> _What you have to do_
Pull every line of the entries that has the word "Liberties".

··· Data shown

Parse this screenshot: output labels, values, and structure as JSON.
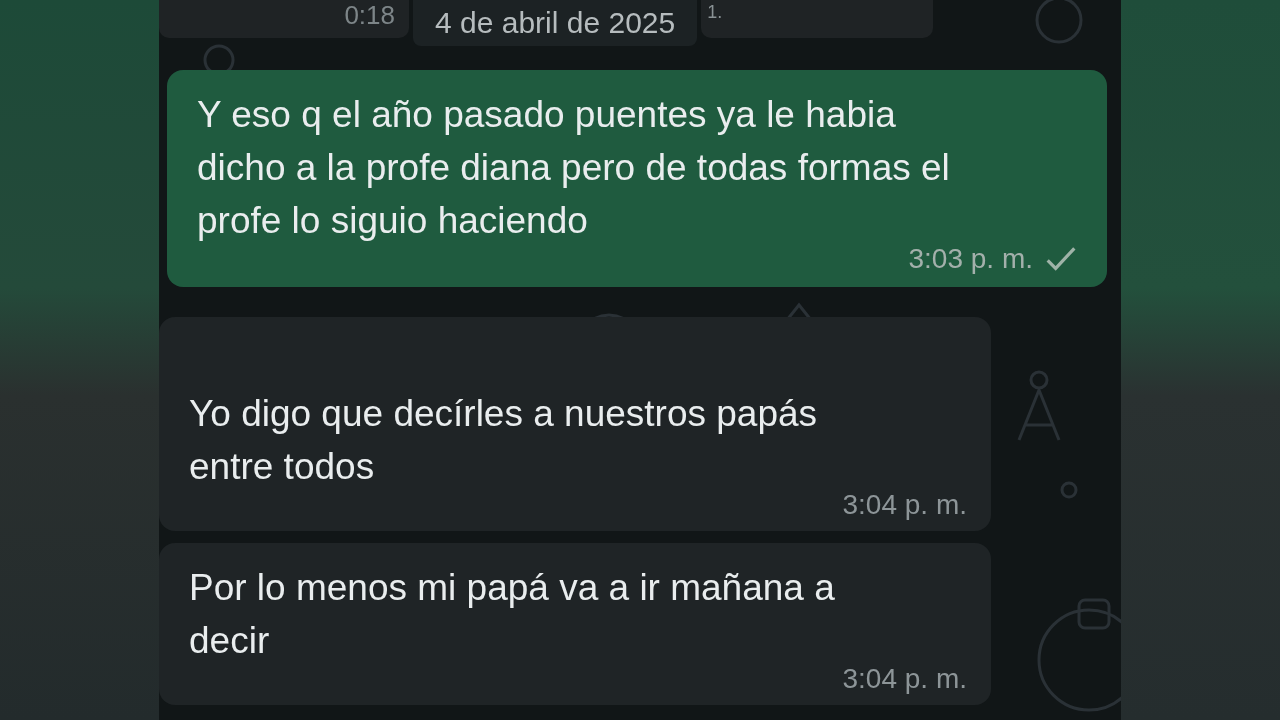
{
  "top_partial": [
    {
      "time": "0:18"
    },
    {
      "time": "1."
    }
  ],
  "date_chip": "4 de abril de 2025",
  "messages": [
    {
      "kind": "out",
      "text": "Y eso q el año pasado puentes ya le habia dicho a la profe diana pero de todas formas el profe lo siguio haciendo",
      "time": "3:03 p. m.",
      "read": false
    },
    {
      "kind": "in",
      "text": "Yo digo que decírles a nuestros papás entre todos",
      "time": "3:04 p. m."
    },
    {
      "kind": "in",
      "text": "Por lo menos mi papá va a ir mañana a decir",
      "time": "3:04 p. m."
    }
  ]
}
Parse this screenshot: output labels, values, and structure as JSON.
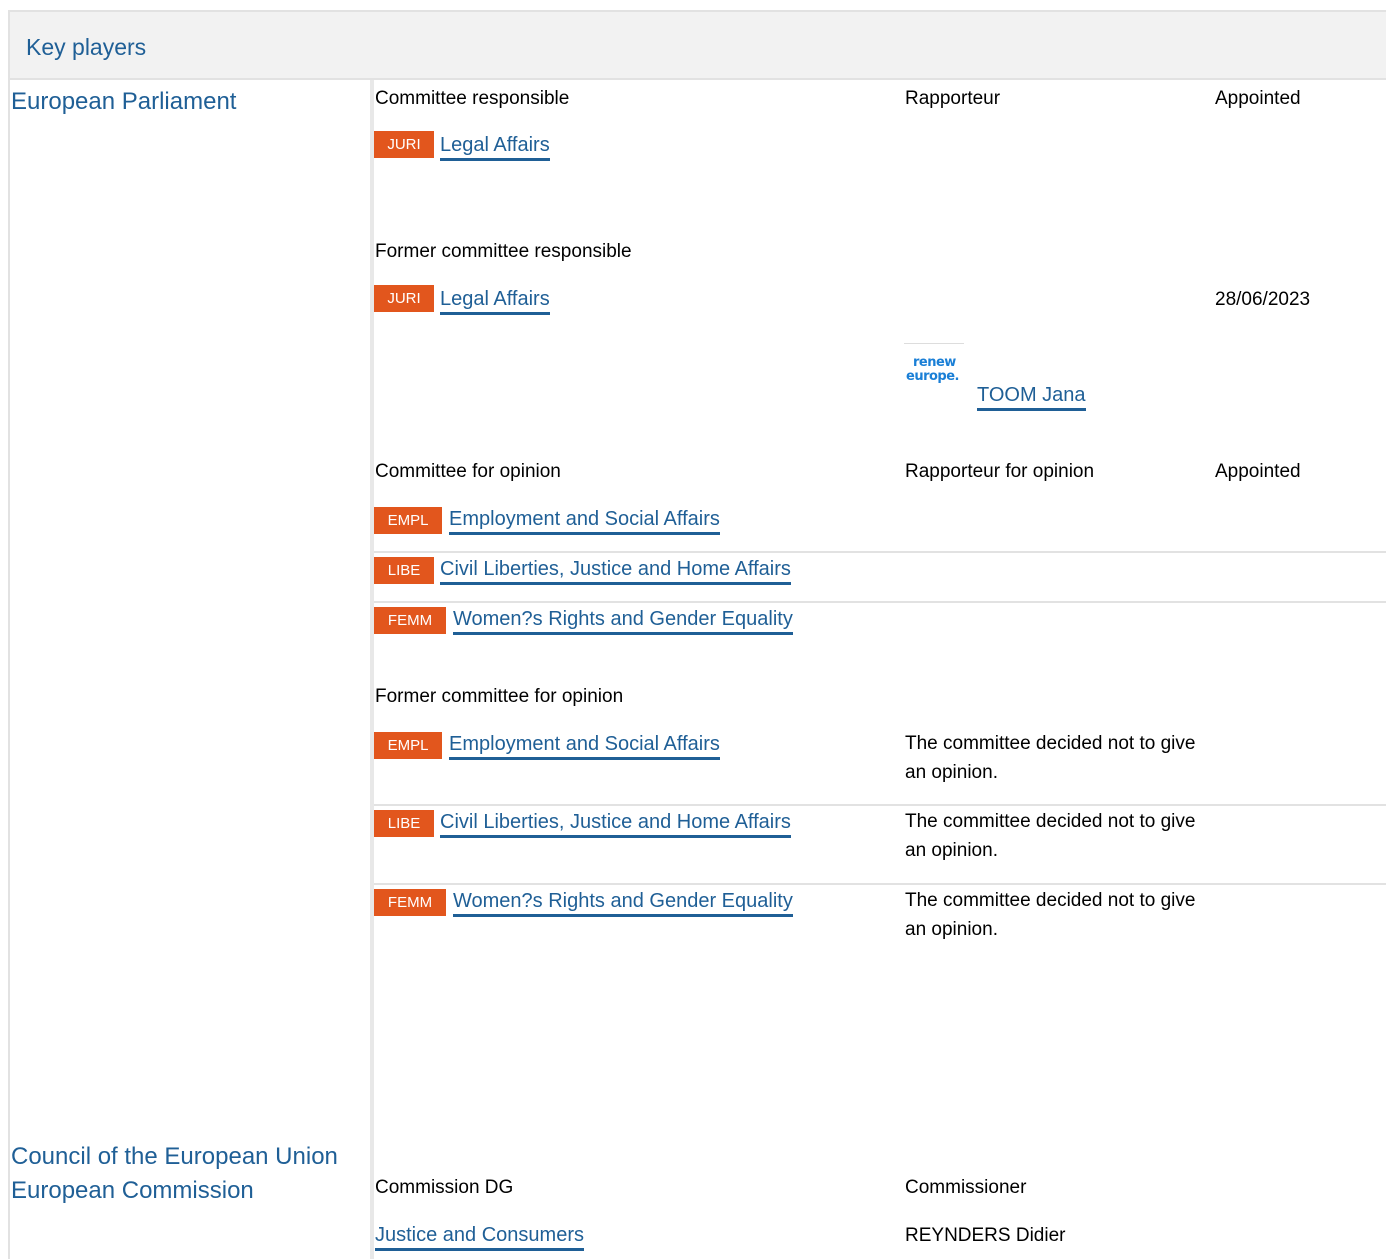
{
  "section_title": "Key players",
  "institutions": {
    "parliament": "European Parliament",
    "council": "Council of the European Union",
    "commission": "European Commission"
  },
  "headers": {
    "committee_responsible": "Committee responsible",
    "rapporteur": "Rapporteur",
    "appointed": "Appointed",
    "former_committee_responsible": "Former committee responsible",
    "committee_for_opinion": "Committee for opinion",
    "rapporteur_for_opinion": "Rapporteur for opinion",
    "former_committee_for_opinion": "Former committee for opinion",
    "commission_dg": "Commission DG",
    "commissioner": "Commissioner"
  },
  "committee_responsible": {
    "code": "JURI",
    "name": "Legal Affairs"
  },
  "former_committee_responsible": {
    "code": "JURI",
    "name": "Legal Affairs",
    "appointed": "28/06/2023",
    "rapporteur": "TOOM Jana",
    "group_logo": [
      "renew",
      "europe."
    ]
  },
  "committees_for_opinion": [
    {
      "code": "EMPL",
      "name": "Employment and Social Affairs"
    },
    {
      "code": "LIBE",
      "name": "Civil Liberties, Justice and Home Affairs"
    },
    {
      "code": "FEMM",
      "name": "Women?s Rights and Gender Equality"
    }
  ],
  "former_committees_for_opinion": [
    {
      "code": "EMPL",
      "name": "Employment and Social Affairs",
      "note": "The committee decided not to give an opinion."
    },
    {
      "code": "LIBE",
      "name": "Civil Liberties, Justice and Home Affairs",
      "note": "The committee decided not to give an opinion."
    },
    {
      "code": "FEMM",
      "name": "Women?s Rights and Gender Equality",
      "note": "The committee decided not to give an opinion."
    }
  ],
  "commission": {
    "dg": "Justice and Consumers",
    "commissioner": "REYNDERS Didier"
  },
  "colors": {
    "link": "#1f5f96",
    "badge": "#e2561d",
    "header_bg": "#f2f2f2",
    "border": "#e2e2e2"
  }
}
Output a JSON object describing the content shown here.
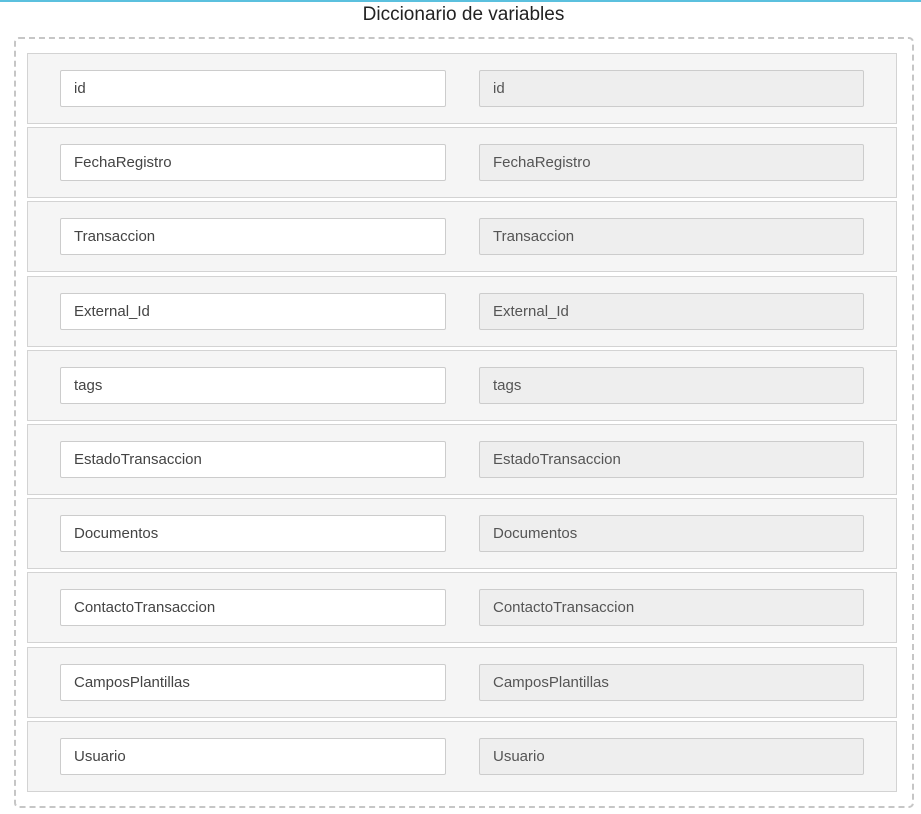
{
  "title": "Diccionario de variables",
  "colors": {
    "accent_top_line": "#5bc0de",
    "row_background": "#f5f5f5",
    "readonly_field": "#eeeeee"
  },
  "variables": [
    {
      "name": "id",
      "mapped": "id"
    },
    {
      "name": "FechaRegistro",
      "mapped": "FechaRegistro"
    },
    {
      "name": "Transaccion",
      "mapped": "Transaccion"
    },
    {
      "name": "External_Id",
      "mapped": "External_Id"
    },
    {
      "name": "tags",
      "mapped": "tags"
    },
    {
      "name": "EstadoTransaccion",
      "mapped": "EstadoTransaccion"
    },
    {
      "name": "Documentos",
      "mapped": "Documentos"
    },
    {
      "name": "ContactoTransaccion",
      "mapped": "ContactoTransaccion"
    },
    {
      "name": "CamposPlantillas",
      "mapped": "CamposPlantillas"
    },
    {
      "name": "Usuario",
      "mapped": "Usuario"
    }
  ]
}
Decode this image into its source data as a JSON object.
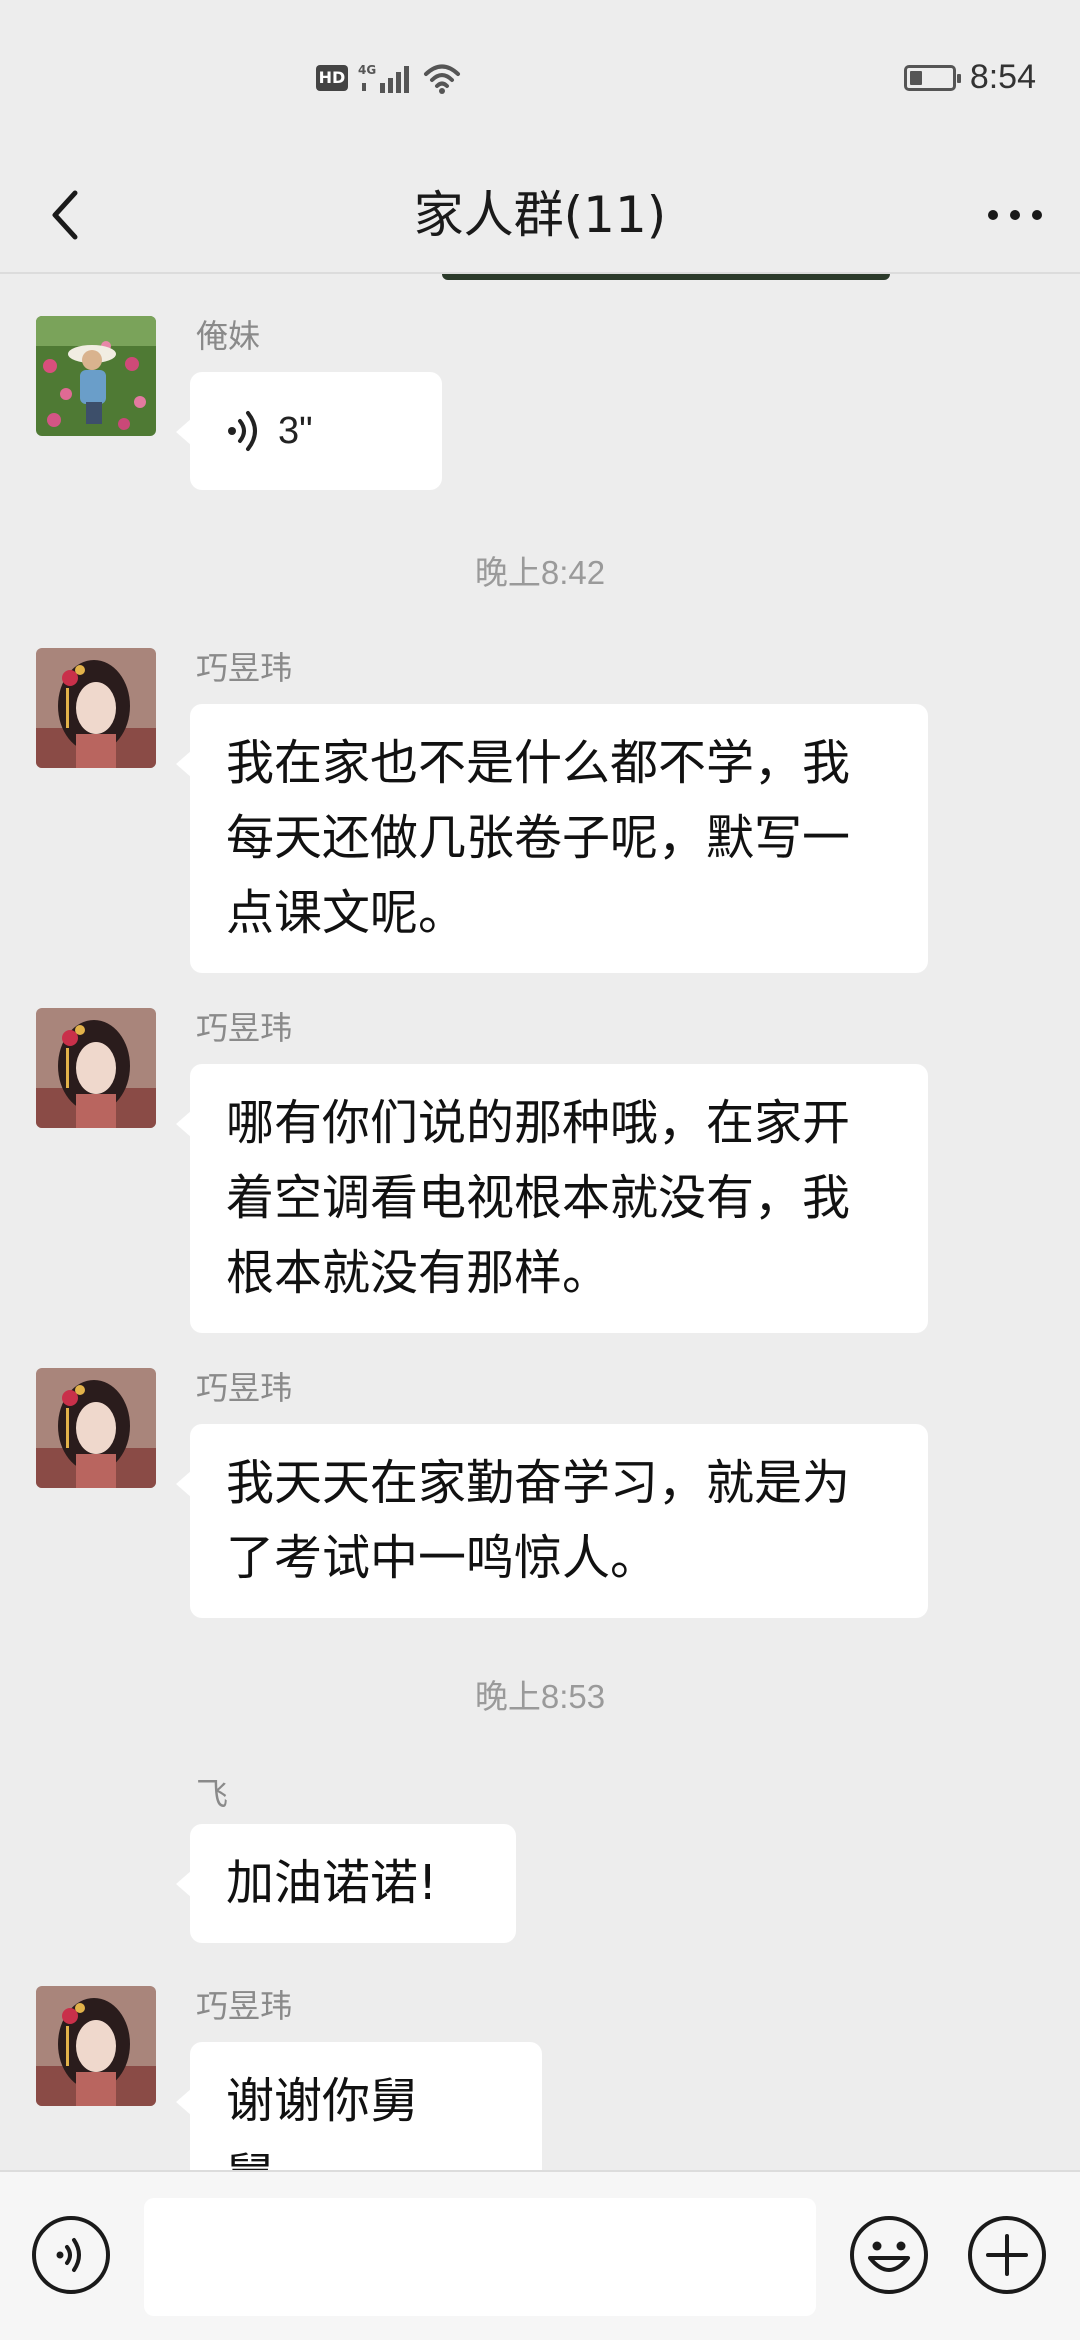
{
  "status_bar": {
    "hd_badge": "HD",
    "network_label": "4G",
    "time": "8:54",
    "icons": [
      "hd-icon",
      "signal-4g-icon",
      "wifi-icon",
      "battery-icon"
    ]
  },
  "nav": {
    "title": "家人群(11)",
    "back_icon": "chevron-left-icon",
    "more_icon": "more-dots-icon"
  },
  "messages": [
    {
      "sender": "俺妹",
      "type": "voice",
      "duration": "3\"",
      "avatar": "avatar-woman-in-flower-field"
    },
    {
      "type": "timestamp",
      "text": "晚上8:42"
    },
    {
      "sender": "巧昱玮",
      "type": "text",
      "text": "我在家也不是什么都不学，我每天还做几张卷子呢，默写一点课文呢。",
      "avatar": "avatar-girl-portrait"
    },
    {
      "sender": "巧昱玮",
      "type": "text",
      "text": "哪有你们说的那种哦，在家开着空调看电视根本就没有，我根本就没有那样。",
      "avatar": "avatar-girl-portrait"
    },
    {
      "sender": "巧昱玮",
      "type": "text",
      "text": "我天天在家勤奋学习，就是为了考试中一鸣惊人。",
      "avatar": "avatar-girl-portrait"
    },
    {
      "type": "timestamp",
      "text": "晚上8:53"
    },
    {
      "sender": "飞",
      "type": "text",
      "text": "加油诺诺!",
      "avatar": "none"
    },
    {
      "sender": "巧昱玮",
      "type": "text",
      "text": "谢谢你舅舅。",
      "avatar": "avatar-girl-portrait"
    }
  ],
  "input_bar": {
    "placeholder": "",
    "voice_icon": "voice-mode-icon",
    "emoji_icon": "emoji-icon",
    "plus_icon": "plus-icon"
  },
  "colors": {
    "background": "#ededed",
    "bubble": "#ffffff",
    "name_text": "#8a8a8a",
    "timestamp_text": "#9a9a9a"
  }
}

······

> _Task solution_
      "name": "Civil Liberties, Justice and Home Affairs"
      "name": "Civil Liberties, Justice and Home Affairs",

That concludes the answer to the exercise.